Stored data
Start
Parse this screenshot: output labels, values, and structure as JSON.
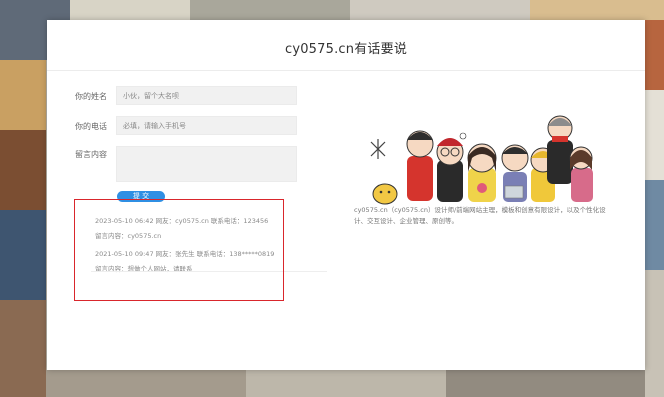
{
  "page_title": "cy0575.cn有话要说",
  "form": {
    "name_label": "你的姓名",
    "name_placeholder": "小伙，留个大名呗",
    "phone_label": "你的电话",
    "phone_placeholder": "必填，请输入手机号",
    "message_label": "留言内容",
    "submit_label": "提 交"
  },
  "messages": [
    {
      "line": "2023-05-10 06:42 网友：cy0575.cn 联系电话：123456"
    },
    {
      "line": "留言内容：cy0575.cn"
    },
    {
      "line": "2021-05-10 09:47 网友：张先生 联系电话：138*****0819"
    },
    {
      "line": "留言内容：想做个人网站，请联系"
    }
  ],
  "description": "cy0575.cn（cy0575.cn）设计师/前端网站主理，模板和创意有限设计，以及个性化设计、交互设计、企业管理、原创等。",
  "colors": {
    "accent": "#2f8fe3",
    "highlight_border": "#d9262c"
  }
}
End
Start
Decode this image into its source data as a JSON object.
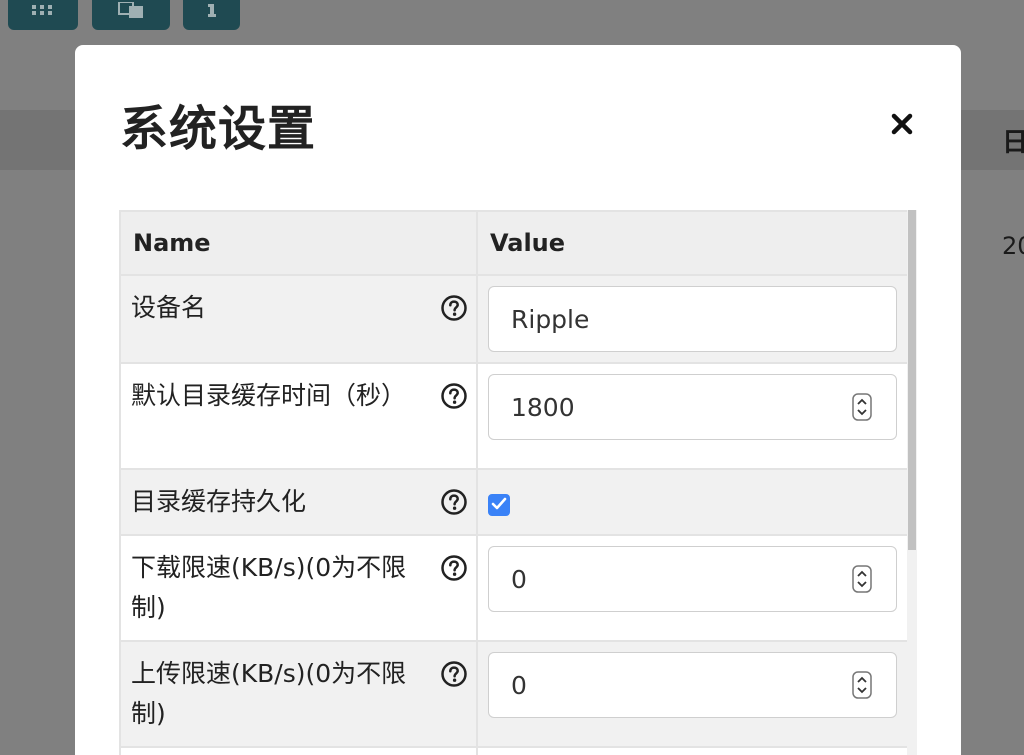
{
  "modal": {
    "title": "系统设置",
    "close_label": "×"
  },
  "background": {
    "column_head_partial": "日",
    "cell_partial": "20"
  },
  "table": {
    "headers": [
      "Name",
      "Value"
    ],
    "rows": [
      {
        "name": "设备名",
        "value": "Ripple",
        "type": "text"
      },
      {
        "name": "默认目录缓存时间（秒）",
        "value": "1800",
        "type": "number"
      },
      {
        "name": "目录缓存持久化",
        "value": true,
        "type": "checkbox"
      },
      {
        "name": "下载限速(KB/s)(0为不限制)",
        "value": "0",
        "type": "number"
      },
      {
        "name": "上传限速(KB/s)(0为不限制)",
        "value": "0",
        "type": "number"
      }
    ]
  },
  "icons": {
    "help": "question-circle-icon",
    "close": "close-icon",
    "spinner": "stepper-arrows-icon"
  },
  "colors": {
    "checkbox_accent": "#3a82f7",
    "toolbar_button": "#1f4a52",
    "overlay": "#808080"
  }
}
End
* **PROBLEM TO SOLVE**
Show the lines of the records that include the string "留言内容".

* **RESULT OF THIS TASK**
    "message_label": "留言内容",
      "line": "留言内容：cy0575.cn"
      "line": "留言内容：想做个人网站，请联系"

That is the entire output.